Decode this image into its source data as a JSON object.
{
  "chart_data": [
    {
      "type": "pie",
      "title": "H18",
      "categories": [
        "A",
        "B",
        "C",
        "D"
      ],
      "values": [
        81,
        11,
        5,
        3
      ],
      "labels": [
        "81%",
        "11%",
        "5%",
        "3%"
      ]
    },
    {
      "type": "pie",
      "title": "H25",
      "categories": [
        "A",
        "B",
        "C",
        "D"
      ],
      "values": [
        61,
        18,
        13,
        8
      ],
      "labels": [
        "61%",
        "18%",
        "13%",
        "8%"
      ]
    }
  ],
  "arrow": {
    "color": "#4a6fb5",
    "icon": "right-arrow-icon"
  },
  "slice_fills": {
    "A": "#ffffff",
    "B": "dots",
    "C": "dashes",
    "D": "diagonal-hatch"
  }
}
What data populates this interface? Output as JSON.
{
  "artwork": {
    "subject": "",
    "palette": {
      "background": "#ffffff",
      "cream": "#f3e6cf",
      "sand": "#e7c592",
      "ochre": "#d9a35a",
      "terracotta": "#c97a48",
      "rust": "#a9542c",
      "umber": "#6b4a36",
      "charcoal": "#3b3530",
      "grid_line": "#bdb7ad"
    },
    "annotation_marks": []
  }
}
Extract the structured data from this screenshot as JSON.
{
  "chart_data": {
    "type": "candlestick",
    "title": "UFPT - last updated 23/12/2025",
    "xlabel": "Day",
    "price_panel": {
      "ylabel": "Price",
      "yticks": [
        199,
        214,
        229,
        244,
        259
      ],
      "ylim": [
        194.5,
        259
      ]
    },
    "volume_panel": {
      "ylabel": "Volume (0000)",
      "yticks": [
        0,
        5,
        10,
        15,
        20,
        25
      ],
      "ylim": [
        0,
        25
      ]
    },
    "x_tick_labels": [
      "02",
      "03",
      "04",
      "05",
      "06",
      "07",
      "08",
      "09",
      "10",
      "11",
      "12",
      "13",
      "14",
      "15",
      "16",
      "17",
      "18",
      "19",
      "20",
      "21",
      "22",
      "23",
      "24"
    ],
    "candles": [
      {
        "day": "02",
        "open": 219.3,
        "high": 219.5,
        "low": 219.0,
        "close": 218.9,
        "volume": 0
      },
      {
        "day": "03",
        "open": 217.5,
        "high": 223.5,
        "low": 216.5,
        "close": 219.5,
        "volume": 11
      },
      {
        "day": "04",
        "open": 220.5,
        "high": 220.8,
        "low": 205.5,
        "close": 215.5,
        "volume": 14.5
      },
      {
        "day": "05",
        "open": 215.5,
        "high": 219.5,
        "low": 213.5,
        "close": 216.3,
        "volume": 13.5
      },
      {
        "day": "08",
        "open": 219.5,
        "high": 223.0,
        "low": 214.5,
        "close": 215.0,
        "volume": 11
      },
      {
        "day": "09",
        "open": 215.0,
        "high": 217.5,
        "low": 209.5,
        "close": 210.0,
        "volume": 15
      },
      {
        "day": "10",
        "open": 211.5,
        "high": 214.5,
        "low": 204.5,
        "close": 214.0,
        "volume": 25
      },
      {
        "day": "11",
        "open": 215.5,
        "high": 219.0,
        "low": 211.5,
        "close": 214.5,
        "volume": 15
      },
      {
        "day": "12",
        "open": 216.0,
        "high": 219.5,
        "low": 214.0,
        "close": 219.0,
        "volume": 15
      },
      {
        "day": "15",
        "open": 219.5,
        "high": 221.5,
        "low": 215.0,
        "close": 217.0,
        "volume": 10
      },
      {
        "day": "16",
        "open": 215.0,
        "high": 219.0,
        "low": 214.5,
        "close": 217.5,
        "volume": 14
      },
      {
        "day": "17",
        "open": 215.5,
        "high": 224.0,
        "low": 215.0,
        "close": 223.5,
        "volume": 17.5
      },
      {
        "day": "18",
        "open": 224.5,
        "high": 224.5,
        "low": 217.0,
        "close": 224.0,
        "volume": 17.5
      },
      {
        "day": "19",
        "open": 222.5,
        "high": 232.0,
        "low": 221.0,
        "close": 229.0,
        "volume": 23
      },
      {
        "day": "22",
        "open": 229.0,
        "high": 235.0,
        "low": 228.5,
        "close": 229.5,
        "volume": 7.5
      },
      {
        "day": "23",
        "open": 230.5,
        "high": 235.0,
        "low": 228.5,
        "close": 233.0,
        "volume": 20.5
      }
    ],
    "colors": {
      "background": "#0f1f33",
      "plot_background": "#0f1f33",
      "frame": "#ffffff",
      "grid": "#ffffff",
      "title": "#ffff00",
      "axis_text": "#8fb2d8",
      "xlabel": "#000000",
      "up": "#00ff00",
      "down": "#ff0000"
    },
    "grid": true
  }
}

Task details:
Repeat every record, keeping each word and mark exactly as it is.

Exercise output:
Decode this image into its source data as a JSON object.
{
  "chart_data": [
    {
      "type": "pie",
      "title": "H18",
      "categories": [
        "A",
        "B",
        "C",
        "D"
      ],
      "values": [
        81,
        11,
        5,
        3
      ],
      "labels": [
        "81%",
        "11%",
        "5%",
        "3%"
      ]
    },
    {
      "type": "pie",
      "title": "H25",
      "categories": [
        "A",
        "B",
        "C",
        "D"
      ],
      "values": [
        61,
        18,
        13,
        8
      ],
      "labels": [
        "61%",
        "18%",
        "13%",
        "8%"
      ]
    }
  ],
  "arrow": {
    "color": "#4a6fb5",
    "icon": "right-arrow-icon"
  },
  "slice_fills": {
    "A": "#ffffff",
    "B": "dots",
    "C": "dashes",
    "D": "diagonal-hatch"
  }
}
What data populates this interface? Output as JSON.
{
  "artwork": {
    "subject": "",
    "palette": {
      "background": "#ffffff",
      "cream": "#f3e6cf",
      "sand": "#e7c592",
      "ochre": "#d9a35a",
      "terracotta": "#c97a48",
      "rust": "#a9542c",
      "umber": "#6b4a36",
      "charcoal": "#3b3530",
      "grid_line": "#bdb7ad"
    },
    "annotation_marks": []
  }
}
Extract the structured data from this screenshot as JSON.
{
  "chart_data": {
    "type": "candlestick",
    "title": "UFPT - last updated 23/12/2025",
    "xlabel": "Day",
    "price_panel": {
      "ylabel": "Price",
      "yticks": [
        199,
        214,
        229,
        244,
        259
      ],
      "ylim": [
        194.5,
        259
      ]
    },
    "volume_panel": {
      "ylabel": "Volume (0000)",
      "yticks": [
        0,
        5,
        10,
        15,
        20,
        25
      ],
      "ylim": [
        0,
        25
      ]
    },
    "x_tick_labels": [
      "02",
      "03",
      "04",
      "05",
      "06",
      "07",
      "08",
      "09",
      "10",
      "11",
      "12",
      "13",
      "14",
      "15",
      "16",
      "17",
      "18",
      "19",
      "20",
      "21",
      "22",
      "23",
      "24"
    ],
    "candles": [
      {
        "day": "02",
        "open": 219.3,
        "high": 219.5,
        "low": 219.0,
        "close": 218.9,
        "volume": 0
      },
      {
        "day": "03",
        "open": 217.5,
        "high": 223.5,
        "low": 216.5,
        "close": 219.5,
        "volume": 11
      },
      {
        "day": "04",
        "open": 220.5,
        "high": 220.8,
        "low": 205.5,
        "close": 215.5,
        "volume": 14.5
      },
      {
        "day": "05",
        "open": 215.5,
        "high": 219.5,
        "low": 213.5,
        "close": 216.3,
        "volume": 13.5
      },
      {
        "day": "08",
        "open": 219.5,
        "high": 223.0,
        "low": 214.5,
        "close": 215.0,
        "volume": 11
      },
      {
        "day": "09",
        "open": 215.0,
        "high": 217.5,
        "low": 209.5,
        "close": 210.0,
        "volume": 15
      },
      {
        "day": "10",
        "open": 211.5,
        "high": 214.5,
        "low": 204.5,
        "close": 214.0,
        "volume": 25
      },
      {
        "day": "11",
        "open": 215.5,
        "high": 219.0,
        "low": 211.5,
        "close": 214.5,
        "volume": 15
      },
      {
        "day": "12",
        "open": 216.0,
        "high": 219.5,
        "low": 214.0,
        "close": 219.0,
        "volume": 15
      },
      {
        "day": "15",
        "open": 219.5,
        "high": 221.5,
        "low": 215.0,
        "close": 217.0,
        "volume": 10
      },
      {
        "day": "16",
        "open": 215.0,
        "high": 219.0,
        "low": 214.5,
        "close": 217.5,
        "volume": 14
      },
      {
        "day": "17",
        "open": 215.5,
        "high": 224.0,
        "low": 215.0,
        "close": 223.5,
        "volume": 17.5
      },
      {
        "day": "18",
        "open": 224.5,
        "high": 224.5,
        "low": 217.0,
        "close": 224.0,
        "volume": 17.5
      },
      {
        "day": "19",
        "open": 222.5,
        "high": 232.0,
        "low": 221.0,
        "close": 229.0,
        "volume": 23
      },
      {
        "day": "22",
        "open": 229.0,
        "high": 235.0,
        "low": 228.5,
        "close": 229.5,
        "volume": 7.5
      },
      {
        "day": "23",
        "open": 230.5,
        "high": 235.0,
        "low": 228.5,
        "close": 233.0,
        "volume": 20.5
      }
    ],
    "colors": {
      "background": "#0f1f33",
      "plot_background": "#0f1f33",
      "frame": "#ffffff",
      "grid": "#ffffff",
      "title": "#ffff00",
      "axis_text": "#8fb2d8",
      "xlabel": "#000000",
      "up": "#00ff00",
      "down": "#ff0000"
    },
    "grid": true
  }
}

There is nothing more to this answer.